-- Start of ENTRIES PROVIDED --

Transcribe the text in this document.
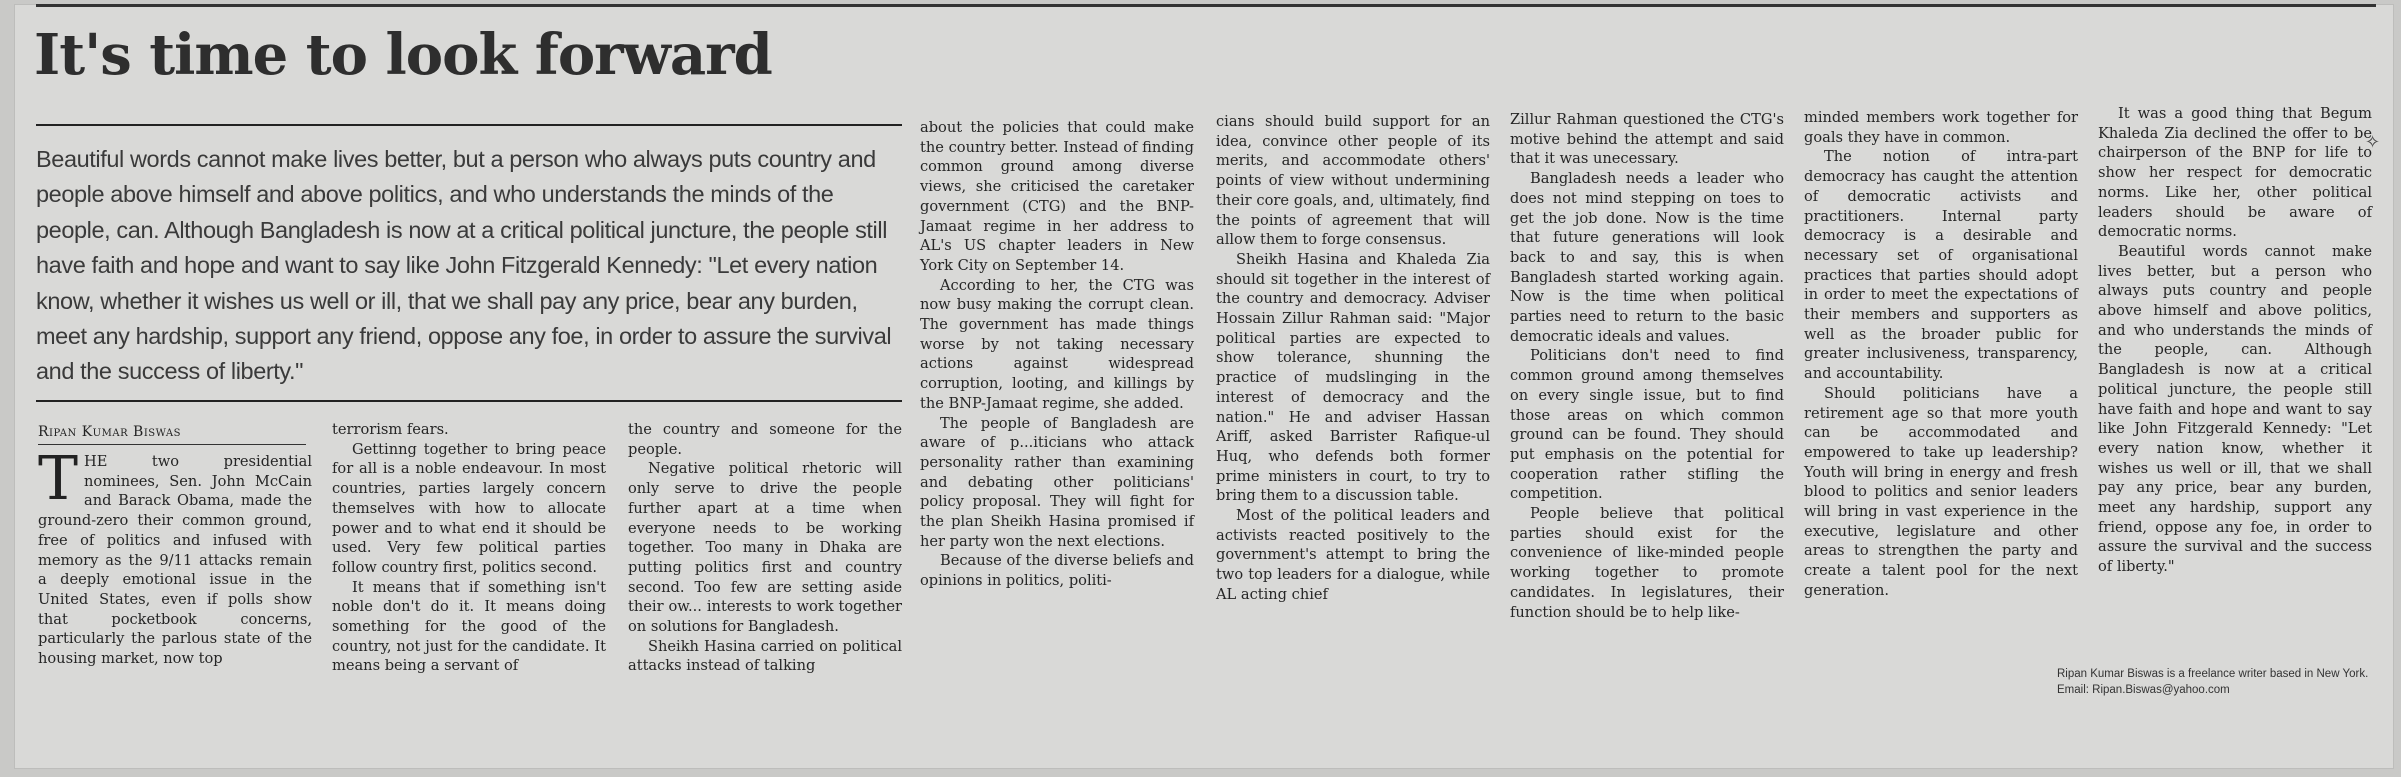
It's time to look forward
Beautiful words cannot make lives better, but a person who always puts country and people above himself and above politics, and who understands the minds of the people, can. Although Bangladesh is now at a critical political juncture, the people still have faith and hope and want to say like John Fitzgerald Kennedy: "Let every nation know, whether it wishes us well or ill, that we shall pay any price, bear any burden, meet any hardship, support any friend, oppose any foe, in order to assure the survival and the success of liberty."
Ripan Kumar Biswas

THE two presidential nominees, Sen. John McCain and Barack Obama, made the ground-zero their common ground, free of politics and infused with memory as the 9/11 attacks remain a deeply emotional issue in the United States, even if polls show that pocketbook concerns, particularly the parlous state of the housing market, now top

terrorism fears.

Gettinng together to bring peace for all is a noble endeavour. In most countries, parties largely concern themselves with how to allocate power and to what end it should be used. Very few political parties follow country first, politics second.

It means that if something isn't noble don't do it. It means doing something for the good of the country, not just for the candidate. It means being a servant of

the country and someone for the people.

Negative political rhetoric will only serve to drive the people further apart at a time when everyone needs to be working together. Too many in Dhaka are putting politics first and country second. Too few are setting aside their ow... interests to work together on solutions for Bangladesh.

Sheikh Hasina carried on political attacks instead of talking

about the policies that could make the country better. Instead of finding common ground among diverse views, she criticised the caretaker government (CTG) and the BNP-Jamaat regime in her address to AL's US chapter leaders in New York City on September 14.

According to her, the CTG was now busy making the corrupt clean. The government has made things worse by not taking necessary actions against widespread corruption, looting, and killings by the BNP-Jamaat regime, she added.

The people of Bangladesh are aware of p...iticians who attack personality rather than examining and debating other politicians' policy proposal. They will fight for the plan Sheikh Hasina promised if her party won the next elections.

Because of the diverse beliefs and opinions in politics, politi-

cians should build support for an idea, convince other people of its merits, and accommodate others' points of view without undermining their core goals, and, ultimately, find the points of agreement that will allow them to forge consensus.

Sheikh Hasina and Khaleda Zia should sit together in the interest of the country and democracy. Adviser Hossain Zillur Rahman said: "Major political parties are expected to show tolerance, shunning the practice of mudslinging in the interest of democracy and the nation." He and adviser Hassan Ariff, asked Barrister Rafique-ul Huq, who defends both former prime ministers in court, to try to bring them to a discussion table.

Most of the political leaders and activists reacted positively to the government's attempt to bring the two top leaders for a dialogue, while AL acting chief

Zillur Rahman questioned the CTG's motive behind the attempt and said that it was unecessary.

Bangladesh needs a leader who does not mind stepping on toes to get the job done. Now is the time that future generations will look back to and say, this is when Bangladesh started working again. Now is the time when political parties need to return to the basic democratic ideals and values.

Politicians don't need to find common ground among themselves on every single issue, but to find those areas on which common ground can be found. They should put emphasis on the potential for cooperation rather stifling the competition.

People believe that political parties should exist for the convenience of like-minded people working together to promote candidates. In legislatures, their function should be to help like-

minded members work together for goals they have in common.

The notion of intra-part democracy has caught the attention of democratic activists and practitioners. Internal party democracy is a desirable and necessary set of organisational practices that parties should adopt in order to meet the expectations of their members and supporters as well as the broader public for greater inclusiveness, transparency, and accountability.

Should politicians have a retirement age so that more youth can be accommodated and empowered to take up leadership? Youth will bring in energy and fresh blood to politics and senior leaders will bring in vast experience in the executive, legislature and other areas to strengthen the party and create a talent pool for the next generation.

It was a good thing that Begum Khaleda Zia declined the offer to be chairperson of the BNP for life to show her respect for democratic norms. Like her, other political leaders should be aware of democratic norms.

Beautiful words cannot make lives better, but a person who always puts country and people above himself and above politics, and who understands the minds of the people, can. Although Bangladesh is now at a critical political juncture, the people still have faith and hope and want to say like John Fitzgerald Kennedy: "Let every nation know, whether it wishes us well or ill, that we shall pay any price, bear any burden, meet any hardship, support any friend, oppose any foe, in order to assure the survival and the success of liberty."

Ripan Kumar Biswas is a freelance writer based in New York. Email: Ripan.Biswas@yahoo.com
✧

-- End of ENTRIES PROVIDED --

**YOUR GOAL**
Except for the pictures, reproduce every line exactly.

**TASK ANSWER**
Transcribe the text in this document.
It's time to look forward
Beautiful words cannot make lives better, but a person who always puts country and people above himself and above politics, and who understands the minds of the people, can. Although Bangladesh is now at a critical political juncture, the people still have faith and hope and want to say like John Fitzgerald Kennedy: "Let every nation know, whether it wishes us well or ill, that we shall pay any price, bear any burden, meet any hardship, support any friend, oppose any foe, in order to assure the survival and the success of liberty."
Ripan Kumar Biswas

THE two presidential nominees, Sen. John McCain and Barack Obama, made the ground-zero their common ground, free of politics and infused with memory as the 9/11 attacks remain a deeply emotional issue in the United States, even if polls show that pocketbook concerns, particularly the parlous state of the housing market, now top

terrorism fears.

Gettinng together to bring peace for all is a noble endeavour. In most countries, parties largely concern themselves with how to allocate power and to what end it should be used. Very few political parties follow country first, politics second.

It means that if something isn't noble don't do it. It means doing something for the good of the country, not just for the candidate. It means being a servant of

the country and someone for the people.

Negative political rhetoric will only serve to drive the people further apart at a time when everyone needs to be working together. Too many in Dhaka are putting politics first and country second. Too few are setting aside their ow... interests to work together on solutions for Bangladesh.

Sheikh Hasina carried on political attacks instead of talking

about the policies that could make the country better. Instead of finding common ground among diverse views, she criticised the caretaker government (CTG) and the BNP-Jamaat regime in her address to AL's US chapter leaders in New York City on September 14.

According to her, the CTG was now busy making the corrupt clean. The government has made things worse by not taking necessary actions against widespread corruption, looting, and killings by the BNP-Jamaat regime, she added.

The people of Bangladesh are aware of p...iticians who attack personality rather than examining and debating other politicians' policy proposal. They will fight for the plan Sheikh Hasina promised if her party won the next elections.

Because of the diverse beliefs and opinions in politics, politi-

cians should build support for an idea, convince other people of its merits, and accommodate others' points of view without undermining their core goals, and, ultimately, find the points of agreement that will allow them to forge consensus.

Sheikh Hasina and Khaleda Zia should sit together in the interest of the country and democracy. Adviser Hossain Zillur Rahman said: "Major political parties are expected to show tolerance, shunning the practice of mudslinging in the interest of democracy and the nation." He and adviser Hassan Ariff, asked Barrister Rafique-ul Huq, who defends both former prime ministers in court, to try to bring them to a discussion table.

Most of the political leaders and activists reacted positively to the government's attempt to bring the two top leaders for a dialogue, while AL acting chief

Zillur Rahman questioned the CTG's motive behind the attempt and said that it was unecessary.

Bangladesh needs a leader who does not mind stepping on toes to get the job done. Now is the time that future generations will look back to and say, this is when Bangladesh started working again. Now is the time when political parties need to return to the basic democratic ideals and values.

Politicians don't need to find common ground among themselves on every single issue, but to find those areas on which common ground can be found. They should put emphasis on the potential for cooperation rather stifling the competition.

People believe that political parties should exist for the convenience of like-minded people working together to promote candidates. In legislatures, their function should be to help like-

minded members work together for goals they have in common.

The notion of intra-part democracy has caught the attention of democratic activists and practitioners. Internal party democracy is a desirable and necessary set of organisational practices that parties should adopt in order to meet the expectations of their members and supporters as well as the broader public for greater inclusiveness, transparency, and accountability.

Should politicians have a retirement age so that more youth can be accommodated and empowered to take up leadership? Youth will bring in energy and fresh blood to politics and senior leaders will bring in vast experience in the executive, legislature and other areas to strengthen the party and create a talent pool for the next generation.

It was a good thing that Begum Khaleda Zia declined the offer to be chairperson of the BNP for life to show her respect for democratic norms. Like her, other political leaders should be aware of democratic norms.

Beautiful words cannot make lives better, but a person who always puts country and people above himself and above politics, and who understands the minds of the people, can. Although Bangladesh is now at a critical political juncture, the people still have faith and hope and want to say like John Fitzgerald Kennedy: "Let every nation know, whether it wishes us well or ill, that we shall pay any price, bear any burden, meet any hardship, support any friend, oppose any foe, in order to assure the survival and the success of liberty."

Ripan Kumar Biswas is a freelance writer based in New York. Email: Ripan.Biswas@yahoo.com
✧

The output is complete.